begin

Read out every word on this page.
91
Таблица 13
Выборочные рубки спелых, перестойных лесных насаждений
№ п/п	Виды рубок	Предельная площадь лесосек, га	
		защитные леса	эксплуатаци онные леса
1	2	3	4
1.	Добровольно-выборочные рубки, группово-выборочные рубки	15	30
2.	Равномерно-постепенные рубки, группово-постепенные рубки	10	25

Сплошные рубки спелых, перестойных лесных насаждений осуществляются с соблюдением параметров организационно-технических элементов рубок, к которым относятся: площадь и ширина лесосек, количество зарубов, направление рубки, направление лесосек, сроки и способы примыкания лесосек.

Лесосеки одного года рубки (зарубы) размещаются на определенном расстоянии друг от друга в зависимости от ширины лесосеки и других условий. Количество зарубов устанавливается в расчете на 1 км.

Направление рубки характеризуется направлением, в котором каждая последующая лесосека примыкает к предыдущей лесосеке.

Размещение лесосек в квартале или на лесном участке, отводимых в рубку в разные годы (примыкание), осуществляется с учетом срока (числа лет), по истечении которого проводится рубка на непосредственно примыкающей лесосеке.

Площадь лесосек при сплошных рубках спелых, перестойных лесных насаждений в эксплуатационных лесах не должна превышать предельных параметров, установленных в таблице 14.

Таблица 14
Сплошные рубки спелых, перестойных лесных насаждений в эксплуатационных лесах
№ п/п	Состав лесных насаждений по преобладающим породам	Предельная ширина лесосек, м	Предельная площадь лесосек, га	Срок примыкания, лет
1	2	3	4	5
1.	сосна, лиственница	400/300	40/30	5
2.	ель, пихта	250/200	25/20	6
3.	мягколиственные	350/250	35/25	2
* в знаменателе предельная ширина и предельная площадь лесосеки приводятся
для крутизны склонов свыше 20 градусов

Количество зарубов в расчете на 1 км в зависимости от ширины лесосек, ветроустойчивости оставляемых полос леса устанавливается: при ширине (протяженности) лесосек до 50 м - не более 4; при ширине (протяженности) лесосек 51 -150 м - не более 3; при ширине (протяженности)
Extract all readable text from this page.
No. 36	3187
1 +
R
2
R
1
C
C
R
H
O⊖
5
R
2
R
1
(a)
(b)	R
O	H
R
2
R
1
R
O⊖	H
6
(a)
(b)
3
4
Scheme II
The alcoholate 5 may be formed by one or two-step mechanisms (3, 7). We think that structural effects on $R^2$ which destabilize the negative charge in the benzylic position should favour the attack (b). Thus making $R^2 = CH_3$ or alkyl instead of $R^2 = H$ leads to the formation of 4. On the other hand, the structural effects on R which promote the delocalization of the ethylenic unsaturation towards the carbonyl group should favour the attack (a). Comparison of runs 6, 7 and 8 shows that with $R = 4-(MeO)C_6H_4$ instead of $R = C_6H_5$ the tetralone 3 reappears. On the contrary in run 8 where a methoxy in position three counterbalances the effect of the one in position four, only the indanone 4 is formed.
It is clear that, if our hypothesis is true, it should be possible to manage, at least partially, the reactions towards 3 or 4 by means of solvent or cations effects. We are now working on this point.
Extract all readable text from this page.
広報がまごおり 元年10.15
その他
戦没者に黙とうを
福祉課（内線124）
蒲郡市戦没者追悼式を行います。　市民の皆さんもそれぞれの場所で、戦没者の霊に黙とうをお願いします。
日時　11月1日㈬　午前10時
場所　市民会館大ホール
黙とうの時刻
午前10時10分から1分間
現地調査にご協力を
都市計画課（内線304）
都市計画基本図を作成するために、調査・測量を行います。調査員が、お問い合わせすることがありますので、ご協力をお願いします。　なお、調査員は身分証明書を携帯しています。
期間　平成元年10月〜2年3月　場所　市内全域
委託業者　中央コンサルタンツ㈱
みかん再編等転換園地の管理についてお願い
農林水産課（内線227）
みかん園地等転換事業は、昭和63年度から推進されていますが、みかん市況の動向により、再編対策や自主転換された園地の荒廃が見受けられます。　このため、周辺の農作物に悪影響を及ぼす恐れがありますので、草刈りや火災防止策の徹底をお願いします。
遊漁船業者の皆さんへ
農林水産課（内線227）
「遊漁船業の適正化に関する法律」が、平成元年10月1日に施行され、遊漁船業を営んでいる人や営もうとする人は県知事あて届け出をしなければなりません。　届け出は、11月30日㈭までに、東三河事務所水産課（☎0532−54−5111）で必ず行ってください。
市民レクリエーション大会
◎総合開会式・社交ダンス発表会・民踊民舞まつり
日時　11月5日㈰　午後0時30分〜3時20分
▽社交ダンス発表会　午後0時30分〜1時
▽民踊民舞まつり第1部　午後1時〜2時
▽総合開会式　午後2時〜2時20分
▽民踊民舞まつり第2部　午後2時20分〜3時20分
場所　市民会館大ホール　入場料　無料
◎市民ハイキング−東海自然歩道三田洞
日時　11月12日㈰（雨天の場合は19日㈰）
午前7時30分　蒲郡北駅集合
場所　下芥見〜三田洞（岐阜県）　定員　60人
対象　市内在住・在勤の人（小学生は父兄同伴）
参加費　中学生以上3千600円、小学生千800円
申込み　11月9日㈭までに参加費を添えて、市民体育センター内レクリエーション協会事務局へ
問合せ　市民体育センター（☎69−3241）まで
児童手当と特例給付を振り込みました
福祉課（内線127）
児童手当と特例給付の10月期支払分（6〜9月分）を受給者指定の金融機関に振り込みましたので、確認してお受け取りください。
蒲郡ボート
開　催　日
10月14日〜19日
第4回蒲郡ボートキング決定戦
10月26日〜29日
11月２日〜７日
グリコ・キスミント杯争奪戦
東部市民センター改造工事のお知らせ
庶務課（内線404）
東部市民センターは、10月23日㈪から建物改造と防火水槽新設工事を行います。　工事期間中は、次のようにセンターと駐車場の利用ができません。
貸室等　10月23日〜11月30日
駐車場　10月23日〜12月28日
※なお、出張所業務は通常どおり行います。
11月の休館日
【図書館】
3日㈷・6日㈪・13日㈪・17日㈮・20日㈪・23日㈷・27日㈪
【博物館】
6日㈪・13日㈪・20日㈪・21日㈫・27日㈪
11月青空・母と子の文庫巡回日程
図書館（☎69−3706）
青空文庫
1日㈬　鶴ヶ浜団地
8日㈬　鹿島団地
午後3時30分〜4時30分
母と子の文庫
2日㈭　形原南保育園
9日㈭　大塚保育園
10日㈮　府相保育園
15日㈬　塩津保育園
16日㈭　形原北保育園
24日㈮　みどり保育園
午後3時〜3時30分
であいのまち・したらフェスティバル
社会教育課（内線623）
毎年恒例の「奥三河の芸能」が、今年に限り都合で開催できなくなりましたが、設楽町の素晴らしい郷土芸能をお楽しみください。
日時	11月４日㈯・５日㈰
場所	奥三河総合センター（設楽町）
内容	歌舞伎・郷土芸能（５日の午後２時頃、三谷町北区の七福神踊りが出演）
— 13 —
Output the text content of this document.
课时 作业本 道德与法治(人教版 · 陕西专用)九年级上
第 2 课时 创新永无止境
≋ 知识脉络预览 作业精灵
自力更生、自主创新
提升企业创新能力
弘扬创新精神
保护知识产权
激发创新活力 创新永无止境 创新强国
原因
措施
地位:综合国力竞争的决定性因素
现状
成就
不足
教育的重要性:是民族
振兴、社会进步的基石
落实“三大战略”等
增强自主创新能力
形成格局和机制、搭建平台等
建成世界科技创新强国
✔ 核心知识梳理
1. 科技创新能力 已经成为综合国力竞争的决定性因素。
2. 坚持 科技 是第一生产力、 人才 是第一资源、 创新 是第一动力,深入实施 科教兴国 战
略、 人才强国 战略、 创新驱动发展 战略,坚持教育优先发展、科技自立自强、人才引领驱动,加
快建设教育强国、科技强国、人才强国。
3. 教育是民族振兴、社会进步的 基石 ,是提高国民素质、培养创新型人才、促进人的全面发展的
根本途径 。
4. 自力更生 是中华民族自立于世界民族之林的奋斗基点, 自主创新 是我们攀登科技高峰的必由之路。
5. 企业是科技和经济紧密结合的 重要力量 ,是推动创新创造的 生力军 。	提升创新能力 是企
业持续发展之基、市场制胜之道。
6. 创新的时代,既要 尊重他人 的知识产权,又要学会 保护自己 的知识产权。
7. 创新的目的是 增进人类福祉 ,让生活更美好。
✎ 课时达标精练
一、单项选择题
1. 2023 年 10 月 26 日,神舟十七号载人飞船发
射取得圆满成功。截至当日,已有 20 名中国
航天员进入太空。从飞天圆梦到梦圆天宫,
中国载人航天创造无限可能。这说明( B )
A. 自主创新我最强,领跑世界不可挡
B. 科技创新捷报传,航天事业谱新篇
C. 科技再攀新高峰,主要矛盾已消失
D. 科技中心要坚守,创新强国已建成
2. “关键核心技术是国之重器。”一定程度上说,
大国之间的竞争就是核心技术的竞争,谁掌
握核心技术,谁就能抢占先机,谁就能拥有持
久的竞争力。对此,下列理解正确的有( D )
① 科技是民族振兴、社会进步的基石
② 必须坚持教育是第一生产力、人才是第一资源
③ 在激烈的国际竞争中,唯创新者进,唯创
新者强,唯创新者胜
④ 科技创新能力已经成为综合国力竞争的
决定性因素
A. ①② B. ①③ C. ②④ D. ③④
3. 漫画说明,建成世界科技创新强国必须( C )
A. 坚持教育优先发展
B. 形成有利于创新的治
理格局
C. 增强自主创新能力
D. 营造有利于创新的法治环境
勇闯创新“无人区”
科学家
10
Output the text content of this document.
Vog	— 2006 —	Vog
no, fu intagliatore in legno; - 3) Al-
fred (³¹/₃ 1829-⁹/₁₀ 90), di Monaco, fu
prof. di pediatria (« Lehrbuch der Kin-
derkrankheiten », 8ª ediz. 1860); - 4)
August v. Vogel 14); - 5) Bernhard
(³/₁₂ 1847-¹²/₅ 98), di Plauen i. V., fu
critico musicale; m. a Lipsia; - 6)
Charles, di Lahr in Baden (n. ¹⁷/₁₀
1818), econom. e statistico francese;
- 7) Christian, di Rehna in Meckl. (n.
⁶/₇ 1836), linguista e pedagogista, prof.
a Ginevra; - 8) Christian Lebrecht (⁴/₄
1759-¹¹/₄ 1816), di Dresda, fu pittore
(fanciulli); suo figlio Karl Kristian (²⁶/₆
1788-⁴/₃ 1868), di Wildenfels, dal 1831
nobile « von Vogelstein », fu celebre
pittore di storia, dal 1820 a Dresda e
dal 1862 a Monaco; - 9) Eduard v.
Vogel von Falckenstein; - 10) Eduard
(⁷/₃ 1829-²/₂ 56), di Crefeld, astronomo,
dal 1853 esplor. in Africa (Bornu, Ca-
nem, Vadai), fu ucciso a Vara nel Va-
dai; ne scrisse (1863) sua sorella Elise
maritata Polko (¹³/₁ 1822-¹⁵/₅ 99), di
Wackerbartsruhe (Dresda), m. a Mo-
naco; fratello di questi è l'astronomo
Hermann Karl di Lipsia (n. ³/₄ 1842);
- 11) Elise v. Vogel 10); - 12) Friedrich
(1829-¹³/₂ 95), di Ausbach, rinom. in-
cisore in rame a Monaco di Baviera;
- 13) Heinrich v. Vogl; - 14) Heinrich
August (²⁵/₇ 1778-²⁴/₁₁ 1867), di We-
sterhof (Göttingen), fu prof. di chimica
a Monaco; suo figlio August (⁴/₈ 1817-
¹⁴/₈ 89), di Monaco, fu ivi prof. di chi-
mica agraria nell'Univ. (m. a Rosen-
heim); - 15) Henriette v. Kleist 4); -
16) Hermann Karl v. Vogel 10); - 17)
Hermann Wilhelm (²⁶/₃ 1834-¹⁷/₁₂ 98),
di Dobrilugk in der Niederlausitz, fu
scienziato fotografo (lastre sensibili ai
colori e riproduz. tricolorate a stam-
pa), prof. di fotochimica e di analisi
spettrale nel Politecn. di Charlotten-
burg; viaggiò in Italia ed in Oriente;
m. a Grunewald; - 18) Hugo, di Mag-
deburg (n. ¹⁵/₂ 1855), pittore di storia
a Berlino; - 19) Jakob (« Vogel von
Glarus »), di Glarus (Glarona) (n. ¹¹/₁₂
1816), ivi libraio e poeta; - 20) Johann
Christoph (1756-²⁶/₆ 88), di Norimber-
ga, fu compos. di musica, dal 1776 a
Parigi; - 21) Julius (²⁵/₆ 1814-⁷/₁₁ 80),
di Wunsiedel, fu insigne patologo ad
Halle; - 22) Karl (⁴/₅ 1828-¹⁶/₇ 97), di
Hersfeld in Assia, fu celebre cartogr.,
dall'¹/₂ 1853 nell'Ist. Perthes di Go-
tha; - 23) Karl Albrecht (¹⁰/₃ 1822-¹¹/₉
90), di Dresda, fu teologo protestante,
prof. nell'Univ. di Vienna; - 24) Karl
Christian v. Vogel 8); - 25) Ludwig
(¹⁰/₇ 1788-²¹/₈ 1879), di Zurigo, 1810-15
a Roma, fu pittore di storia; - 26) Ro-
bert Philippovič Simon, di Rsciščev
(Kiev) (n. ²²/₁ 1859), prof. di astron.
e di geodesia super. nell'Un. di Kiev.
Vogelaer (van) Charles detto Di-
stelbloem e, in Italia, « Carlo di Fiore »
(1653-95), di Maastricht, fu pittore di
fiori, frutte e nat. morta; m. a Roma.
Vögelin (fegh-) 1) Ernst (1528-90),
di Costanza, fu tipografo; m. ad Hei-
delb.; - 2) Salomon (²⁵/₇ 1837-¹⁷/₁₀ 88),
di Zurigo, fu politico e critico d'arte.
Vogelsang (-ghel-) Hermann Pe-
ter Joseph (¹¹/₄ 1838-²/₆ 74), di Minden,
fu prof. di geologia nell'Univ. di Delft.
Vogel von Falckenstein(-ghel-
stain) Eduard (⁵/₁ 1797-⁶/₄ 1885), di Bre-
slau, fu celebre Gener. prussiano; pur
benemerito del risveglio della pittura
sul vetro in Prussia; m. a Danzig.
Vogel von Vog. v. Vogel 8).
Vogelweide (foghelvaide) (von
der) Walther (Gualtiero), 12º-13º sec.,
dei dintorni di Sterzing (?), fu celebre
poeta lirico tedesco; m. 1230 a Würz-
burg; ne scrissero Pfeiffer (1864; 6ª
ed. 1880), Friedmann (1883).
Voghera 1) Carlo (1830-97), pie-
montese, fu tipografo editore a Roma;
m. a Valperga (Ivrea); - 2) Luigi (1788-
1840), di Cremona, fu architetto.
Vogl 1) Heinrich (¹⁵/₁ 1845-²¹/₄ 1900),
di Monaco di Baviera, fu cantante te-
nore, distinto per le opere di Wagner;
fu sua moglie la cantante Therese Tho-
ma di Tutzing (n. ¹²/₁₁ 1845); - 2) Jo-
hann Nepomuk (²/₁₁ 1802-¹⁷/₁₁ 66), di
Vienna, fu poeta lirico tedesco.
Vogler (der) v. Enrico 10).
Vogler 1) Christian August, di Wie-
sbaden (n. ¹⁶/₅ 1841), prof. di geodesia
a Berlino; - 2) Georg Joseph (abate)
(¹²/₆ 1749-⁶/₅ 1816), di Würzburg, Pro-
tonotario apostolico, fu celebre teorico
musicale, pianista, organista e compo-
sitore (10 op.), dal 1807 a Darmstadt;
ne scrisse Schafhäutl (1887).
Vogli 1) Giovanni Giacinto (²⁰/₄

end

Search the preceding listing for "lirico" and extract every line where it is found.

** Reply to the task **
poeta lirico tedesco; m. 1230 a Würz-
Vienna, fu poeta lirico tedesco.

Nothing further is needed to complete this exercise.